Work required: From the entries provided below, copy each line that contains the word "this".

Dataset records

****

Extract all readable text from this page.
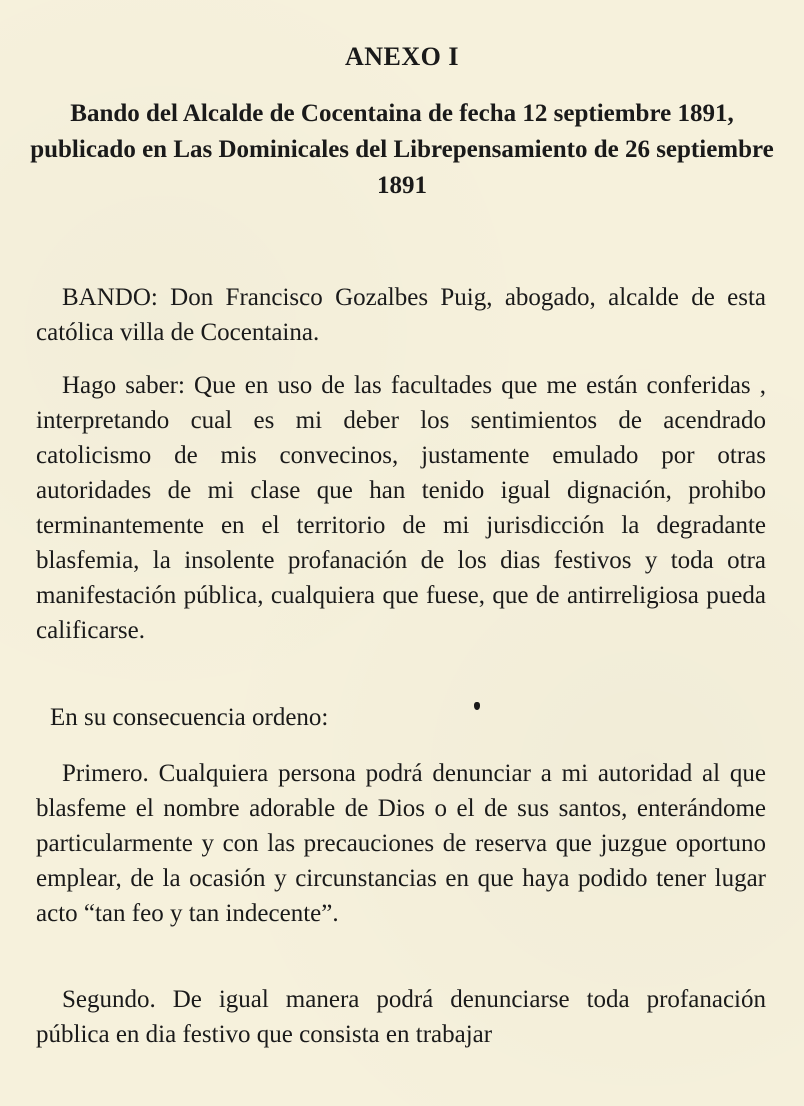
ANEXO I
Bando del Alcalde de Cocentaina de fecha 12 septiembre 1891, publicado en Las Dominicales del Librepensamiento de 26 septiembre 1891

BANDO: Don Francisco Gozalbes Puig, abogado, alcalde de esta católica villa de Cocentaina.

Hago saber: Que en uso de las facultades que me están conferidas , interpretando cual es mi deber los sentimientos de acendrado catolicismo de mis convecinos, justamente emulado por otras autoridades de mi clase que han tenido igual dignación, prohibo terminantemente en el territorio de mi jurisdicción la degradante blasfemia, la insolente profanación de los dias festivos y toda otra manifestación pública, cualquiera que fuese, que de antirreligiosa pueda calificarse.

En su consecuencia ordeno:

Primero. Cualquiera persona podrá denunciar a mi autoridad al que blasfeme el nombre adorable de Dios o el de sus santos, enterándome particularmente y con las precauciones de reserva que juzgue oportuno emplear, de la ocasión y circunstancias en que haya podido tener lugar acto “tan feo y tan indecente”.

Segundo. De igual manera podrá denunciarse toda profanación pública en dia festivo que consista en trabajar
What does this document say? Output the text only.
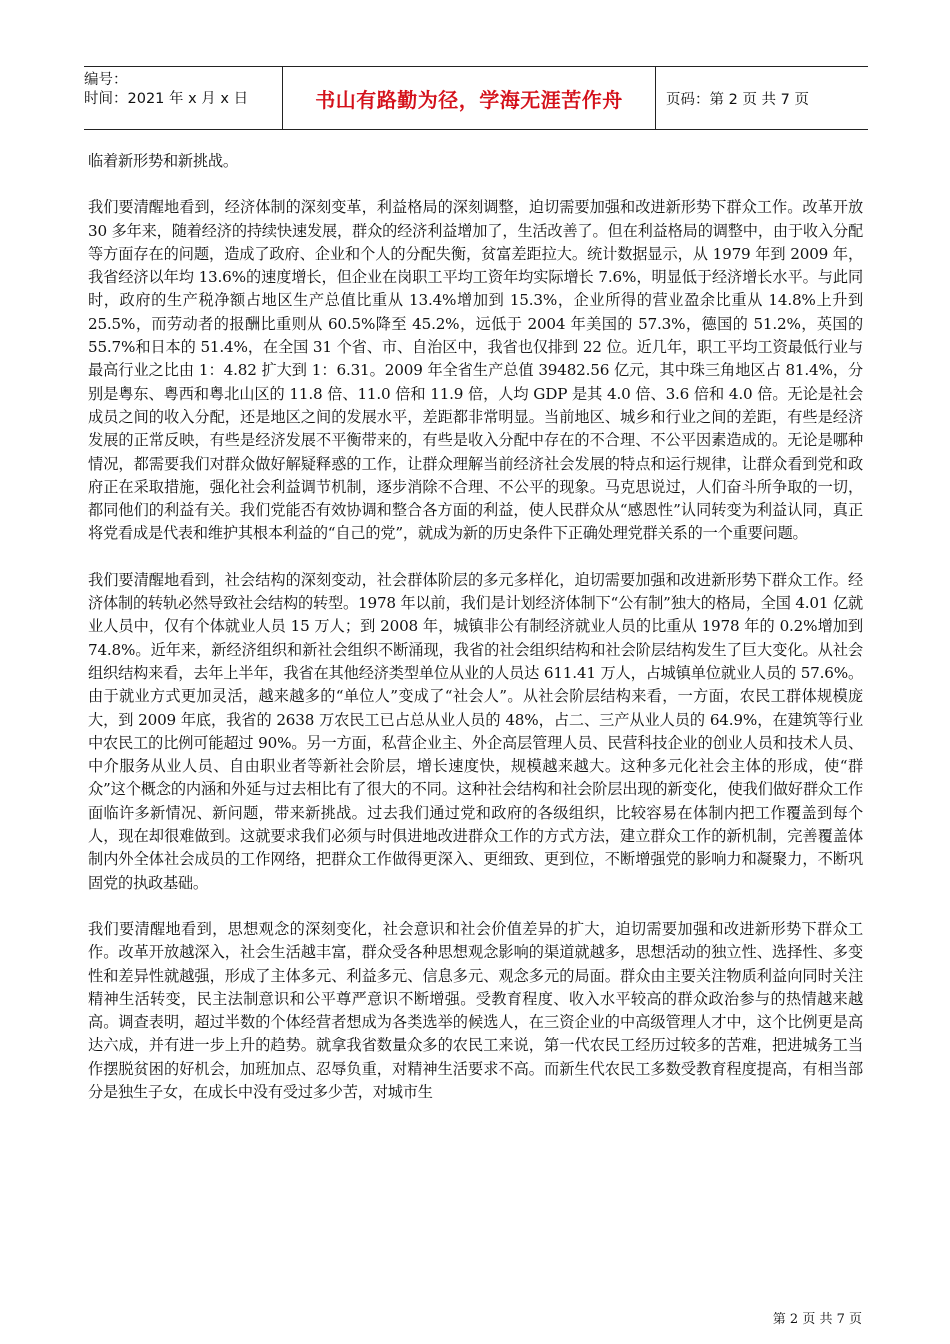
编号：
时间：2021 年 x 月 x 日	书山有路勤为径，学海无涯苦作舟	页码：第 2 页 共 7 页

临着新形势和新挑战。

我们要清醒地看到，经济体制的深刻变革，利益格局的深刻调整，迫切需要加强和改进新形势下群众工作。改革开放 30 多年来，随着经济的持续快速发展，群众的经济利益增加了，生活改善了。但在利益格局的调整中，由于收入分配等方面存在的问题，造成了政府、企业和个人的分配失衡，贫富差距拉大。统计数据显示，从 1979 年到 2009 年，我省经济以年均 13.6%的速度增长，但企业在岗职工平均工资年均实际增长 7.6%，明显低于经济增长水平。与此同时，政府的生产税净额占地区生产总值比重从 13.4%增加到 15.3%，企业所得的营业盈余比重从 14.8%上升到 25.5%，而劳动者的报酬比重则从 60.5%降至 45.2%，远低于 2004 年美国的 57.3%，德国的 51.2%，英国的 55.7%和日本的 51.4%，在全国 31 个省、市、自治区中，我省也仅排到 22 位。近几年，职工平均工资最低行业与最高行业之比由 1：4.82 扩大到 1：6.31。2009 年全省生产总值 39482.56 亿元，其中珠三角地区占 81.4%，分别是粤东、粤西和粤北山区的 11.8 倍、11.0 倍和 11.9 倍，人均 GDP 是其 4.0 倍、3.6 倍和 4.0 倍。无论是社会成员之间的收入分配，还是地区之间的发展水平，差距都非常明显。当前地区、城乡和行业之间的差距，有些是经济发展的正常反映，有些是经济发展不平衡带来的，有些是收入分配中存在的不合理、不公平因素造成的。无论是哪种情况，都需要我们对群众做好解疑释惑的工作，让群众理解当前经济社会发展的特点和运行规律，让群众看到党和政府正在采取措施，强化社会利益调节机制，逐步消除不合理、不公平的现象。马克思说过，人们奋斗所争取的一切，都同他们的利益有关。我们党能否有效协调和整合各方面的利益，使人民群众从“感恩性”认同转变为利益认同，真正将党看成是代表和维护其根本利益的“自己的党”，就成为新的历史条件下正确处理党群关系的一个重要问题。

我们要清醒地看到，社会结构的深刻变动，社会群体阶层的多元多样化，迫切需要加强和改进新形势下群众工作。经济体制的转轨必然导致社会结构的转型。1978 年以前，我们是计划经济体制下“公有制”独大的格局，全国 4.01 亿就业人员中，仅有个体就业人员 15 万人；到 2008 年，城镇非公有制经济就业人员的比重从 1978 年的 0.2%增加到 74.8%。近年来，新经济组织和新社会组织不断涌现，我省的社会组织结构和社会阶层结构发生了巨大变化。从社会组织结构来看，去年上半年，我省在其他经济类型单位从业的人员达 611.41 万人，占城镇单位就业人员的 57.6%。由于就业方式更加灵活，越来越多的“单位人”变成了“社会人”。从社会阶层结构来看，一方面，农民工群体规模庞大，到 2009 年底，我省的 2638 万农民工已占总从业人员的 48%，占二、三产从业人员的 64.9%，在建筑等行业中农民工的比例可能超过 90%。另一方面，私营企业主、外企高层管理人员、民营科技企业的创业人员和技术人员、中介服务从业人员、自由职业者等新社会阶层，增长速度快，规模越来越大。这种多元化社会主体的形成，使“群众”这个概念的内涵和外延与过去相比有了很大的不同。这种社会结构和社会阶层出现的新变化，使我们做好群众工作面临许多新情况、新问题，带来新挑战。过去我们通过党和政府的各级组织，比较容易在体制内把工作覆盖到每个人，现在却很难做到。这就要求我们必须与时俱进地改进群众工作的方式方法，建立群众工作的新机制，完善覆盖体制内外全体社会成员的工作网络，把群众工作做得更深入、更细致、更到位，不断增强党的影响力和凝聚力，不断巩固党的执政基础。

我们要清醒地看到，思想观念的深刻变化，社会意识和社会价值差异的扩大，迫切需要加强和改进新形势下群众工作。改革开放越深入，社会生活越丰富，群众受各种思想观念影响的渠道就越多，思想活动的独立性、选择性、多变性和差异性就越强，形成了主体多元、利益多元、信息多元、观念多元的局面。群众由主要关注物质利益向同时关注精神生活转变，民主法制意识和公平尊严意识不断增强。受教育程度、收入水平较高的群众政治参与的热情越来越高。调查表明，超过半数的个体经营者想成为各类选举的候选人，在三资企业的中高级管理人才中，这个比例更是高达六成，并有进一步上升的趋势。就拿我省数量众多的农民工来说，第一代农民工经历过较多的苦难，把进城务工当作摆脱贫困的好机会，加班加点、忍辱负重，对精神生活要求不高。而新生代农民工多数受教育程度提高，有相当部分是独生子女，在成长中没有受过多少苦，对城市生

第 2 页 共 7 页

****

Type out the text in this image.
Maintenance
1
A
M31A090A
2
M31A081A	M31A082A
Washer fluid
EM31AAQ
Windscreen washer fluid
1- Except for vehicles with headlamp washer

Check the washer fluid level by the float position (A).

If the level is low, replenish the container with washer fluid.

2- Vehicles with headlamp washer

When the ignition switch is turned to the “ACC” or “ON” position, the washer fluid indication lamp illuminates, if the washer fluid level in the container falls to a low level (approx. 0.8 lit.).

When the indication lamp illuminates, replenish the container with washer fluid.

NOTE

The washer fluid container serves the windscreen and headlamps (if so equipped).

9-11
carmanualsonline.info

****

Right answer:
Extract all readable text from this page.
What does this document say? Output the text only.
Type out the text in this image.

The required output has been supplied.